** START OF EXTRACTED INFORMATION **

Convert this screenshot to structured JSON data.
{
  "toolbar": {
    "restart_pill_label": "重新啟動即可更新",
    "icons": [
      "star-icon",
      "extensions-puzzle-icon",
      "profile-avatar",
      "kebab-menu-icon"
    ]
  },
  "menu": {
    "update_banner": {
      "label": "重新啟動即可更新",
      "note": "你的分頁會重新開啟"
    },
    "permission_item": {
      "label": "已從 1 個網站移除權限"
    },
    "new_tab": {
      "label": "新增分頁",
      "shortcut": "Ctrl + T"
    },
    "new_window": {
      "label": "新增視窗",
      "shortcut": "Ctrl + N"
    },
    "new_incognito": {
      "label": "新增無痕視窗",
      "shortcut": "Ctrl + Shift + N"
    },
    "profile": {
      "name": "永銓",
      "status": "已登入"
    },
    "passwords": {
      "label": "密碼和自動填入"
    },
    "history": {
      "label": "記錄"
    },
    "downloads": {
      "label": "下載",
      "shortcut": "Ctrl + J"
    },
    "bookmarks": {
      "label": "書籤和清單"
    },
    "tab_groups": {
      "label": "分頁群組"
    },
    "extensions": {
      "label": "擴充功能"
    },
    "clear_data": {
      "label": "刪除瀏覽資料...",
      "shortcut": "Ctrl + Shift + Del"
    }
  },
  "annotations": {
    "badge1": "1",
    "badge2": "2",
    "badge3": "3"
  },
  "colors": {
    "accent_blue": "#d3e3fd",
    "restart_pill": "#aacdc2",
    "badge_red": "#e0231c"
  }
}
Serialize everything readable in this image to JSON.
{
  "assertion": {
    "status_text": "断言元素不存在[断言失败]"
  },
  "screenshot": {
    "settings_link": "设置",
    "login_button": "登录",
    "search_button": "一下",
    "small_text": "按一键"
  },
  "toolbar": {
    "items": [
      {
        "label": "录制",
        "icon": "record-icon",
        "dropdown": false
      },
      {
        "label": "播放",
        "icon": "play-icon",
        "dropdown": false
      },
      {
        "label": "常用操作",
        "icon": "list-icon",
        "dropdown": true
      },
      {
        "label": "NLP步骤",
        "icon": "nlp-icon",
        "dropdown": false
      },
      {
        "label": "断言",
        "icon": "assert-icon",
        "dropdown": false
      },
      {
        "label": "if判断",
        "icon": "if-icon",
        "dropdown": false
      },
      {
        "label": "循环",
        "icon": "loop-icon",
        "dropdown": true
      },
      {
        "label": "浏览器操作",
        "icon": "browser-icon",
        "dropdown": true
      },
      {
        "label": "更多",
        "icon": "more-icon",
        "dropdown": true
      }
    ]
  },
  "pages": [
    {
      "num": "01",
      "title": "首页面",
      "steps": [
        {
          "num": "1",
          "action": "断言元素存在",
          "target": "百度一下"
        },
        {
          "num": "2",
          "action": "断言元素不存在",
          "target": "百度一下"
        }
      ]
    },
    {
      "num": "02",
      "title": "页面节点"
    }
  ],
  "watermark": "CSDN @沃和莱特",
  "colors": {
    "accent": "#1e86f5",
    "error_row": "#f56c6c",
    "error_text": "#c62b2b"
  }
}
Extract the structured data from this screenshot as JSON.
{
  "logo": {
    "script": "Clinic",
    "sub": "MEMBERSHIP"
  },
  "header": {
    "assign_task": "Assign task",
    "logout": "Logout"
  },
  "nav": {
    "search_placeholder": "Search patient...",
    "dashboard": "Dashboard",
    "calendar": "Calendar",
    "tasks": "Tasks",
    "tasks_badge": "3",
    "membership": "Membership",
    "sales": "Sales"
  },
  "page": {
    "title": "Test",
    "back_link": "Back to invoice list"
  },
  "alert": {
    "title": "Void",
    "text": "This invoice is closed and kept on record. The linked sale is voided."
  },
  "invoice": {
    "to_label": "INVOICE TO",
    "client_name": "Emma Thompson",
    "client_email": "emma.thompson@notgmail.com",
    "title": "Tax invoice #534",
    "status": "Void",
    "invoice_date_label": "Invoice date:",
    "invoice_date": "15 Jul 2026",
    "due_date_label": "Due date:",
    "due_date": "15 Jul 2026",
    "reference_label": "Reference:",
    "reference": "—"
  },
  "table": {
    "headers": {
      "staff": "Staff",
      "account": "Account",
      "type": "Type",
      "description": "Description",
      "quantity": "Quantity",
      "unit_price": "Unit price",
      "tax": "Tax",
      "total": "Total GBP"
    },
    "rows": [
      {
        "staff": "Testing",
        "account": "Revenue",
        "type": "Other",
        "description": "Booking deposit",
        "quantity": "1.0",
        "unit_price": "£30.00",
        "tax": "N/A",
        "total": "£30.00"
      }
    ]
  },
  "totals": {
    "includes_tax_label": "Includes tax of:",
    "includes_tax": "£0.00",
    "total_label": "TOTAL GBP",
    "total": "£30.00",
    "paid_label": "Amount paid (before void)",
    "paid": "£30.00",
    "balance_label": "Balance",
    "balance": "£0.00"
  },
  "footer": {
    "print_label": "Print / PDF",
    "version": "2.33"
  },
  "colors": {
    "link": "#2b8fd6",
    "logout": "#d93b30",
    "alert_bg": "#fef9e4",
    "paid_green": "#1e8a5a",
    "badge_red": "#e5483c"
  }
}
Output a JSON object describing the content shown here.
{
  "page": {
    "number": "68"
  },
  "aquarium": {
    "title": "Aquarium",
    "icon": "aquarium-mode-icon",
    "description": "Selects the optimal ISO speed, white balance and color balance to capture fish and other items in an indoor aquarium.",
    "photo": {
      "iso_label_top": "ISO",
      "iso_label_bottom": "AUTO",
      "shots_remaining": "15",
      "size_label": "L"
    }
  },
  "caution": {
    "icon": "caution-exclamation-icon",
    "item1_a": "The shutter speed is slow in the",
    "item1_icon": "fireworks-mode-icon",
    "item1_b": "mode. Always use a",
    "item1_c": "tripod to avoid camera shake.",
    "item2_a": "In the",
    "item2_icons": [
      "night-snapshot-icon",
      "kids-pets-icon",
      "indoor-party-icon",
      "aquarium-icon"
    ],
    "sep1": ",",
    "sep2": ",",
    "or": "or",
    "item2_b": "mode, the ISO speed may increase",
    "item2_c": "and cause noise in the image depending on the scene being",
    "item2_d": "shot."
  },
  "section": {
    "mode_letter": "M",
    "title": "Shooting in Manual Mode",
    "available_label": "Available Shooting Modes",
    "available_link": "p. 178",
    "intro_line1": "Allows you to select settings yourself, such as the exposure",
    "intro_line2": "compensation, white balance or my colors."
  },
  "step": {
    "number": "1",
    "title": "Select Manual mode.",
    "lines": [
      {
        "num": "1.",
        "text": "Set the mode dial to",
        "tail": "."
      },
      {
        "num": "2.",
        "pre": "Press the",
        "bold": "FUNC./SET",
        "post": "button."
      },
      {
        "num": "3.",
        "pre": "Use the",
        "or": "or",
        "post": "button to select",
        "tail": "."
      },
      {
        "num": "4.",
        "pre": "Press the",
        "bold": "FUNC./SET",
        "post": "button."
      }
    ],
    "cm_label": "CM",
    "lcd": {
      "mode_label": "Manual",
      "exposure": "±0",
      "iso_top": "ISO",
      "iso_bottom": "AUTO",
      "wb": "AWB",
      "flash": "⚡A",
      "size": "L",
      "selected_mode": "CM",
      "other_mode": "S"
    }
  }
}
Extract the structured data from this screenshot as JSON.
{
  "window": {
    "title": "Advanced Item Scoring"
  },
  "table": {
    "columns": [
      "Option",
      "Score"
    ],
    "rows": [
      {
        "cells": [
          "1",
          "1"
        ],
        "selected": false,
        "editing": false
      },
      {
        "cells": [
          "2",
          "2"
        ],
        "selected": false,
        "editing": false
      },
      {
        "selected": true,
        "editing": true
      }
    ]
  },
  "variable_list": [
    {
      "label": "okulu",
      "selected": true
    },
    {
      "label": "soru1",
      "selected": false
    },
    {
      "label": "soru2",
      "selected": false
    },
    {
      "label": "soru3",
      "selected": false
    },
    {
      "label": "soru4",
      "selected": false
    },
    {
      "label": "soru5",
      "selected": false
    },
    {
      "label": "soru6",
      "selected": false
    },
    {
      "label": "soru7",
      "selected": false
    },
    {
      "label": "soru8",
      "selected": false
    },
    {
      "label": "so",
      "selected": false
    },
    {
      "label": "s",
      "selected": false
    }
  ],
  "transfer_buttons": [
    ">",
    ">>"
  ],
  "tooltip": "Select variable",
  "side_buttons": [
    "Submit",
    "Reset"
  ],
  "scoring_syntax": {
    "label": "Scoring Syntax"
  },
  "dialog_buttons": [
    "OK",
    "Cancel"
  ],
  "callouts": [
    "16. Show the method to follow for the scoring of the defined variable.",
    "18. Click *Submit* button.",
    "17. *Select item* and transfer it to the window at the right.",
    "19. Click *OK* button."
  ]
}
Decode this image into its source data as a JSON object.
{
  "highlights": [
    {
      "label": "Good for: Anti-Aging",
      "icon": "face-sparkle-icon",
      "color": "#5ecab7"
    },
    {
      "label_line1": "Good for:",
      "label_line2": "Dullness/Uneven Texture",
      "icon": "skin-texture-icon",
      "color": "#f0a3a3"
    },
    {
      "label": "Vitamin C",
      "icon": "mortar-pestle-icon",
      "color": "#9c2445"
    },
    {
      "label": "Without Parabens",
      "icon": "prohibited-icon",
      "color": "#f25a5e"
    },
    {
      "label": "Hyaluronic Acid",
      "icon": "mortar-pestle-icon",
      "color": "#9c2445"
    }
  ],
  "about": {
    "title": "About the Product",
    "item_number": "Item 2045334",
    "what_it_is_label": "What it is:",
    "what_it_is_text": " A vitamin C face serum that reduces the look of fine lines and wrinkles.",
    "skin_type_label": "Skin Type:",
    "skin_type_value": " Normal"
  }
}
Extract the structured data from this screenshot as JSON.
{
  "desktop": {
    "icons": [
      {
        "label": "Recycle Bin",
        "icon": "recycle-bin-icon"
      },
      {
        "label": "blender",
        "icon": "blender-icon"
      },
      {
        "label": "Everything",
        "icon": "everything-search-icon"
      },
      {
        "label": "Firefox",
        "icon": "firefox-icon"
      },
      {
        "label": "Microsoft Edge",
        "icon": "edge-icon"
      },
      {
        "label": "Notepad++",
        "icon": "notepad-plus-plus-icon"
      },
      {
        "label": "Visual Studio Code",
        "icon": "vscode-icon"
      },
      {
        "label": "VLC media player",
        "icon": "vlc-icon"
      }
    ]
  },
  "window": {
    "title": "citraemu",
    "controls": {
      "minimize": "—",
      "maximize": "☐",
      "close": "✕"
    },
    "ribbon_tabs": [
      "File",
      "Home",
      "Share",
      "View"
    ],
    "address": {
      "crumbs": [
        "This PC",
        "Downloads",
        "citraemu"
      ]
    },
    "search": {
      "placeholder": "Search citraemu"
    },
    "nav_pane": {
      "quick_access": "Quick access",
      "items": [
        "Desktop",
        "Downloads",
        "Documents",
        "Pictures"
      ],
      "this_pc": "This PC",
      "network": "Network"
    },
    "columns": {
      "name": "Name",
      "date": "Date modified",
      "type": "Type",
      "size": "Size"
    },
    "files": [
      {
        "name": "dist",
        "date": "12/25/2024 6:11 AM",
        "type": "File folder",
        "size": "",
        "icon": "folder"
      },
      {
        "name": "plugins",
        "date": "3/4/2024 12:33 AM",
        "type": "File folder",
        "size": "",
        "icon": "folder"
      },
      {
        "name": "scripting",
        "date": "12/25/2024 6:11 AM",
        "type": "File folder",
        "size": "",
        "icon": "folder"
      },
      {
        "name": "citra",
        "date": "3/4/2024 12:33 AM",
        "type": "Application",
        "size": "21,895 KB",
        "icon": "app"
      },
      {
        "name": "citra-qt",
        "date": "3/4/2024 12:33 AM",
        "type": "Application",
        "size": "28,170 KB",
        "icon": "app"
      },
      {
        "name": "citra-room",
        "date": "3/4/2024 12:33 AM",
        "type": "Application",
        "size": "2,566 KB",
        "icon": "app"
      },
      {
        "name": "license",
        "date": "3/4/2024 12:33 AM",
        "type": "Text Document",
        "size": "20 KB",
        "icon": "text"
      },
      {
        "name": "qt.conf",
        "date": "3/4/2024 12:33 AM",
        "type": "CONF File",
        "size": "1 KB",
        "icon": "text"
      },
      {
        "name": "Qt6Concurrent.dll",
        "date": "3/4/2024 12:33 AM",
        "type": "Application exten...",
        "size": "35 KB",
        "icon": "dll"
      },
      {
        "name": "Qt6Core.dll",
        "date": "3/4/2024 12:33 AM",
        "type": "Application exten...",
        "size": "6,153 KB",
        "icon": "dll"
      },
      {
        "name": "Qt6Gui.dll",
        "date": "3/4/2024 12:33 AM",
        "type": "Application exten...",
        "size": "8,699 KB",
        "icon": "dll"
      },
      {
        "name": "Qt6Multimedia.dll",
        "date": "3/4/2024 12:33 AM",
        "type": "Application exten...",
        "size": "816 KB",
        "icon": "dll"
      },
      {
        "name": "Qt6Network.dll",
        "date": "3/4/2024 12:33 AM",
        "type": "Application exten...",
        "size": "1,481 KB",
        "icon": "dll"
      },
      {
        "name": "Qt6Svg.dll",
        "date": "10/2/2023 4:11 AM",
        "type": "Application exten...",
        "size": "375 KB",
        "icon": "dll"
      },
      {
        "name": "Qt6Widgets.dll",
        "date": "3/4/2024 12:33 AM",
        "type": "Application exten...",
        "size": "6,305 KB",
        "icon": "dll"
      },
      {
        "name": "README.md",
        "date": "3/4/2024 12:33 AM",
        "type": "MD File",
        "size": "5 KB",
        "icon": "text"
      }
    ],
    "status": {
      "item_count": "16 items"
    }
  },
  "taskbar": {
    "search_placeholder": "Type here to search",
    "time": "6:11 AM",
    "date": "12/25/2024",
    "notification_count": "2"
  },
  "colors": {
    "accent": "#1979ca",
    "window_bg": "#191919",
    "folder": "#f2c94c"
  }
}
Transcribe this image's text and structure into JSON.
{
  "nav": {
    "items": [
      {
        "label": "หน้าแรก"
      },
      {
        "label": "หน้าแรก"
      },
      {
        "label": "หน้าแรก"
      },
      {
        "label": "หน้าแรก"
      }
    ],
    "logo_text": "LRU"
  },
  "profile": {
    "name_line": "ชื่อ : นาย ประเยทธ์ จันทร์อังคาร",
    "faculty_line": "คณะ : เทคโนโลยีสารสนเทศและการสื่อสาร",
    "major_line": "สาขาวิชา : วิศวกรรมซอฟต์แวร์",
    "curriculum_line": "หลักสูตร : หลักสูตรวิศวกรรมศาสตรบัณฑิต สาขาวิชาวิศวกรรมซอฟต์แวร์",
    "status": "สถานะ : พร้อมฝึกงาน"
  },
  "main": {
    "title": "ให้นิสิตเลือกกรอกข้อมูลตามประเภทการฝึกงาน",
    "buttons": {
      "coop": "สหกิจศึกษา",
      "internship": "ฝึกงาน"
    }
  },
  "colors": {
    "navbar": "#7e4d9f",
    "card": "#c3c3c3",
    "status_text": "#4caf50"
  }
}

** END OF EXTRACTED INFORMATION **

● DIRECTIONS FOR THIS TASK
Which lines above contain "Good"? Show each of them.

● THE SOLUTION
      "label": "Good for: Anti-Aging",
      "label_line1": "Good for:",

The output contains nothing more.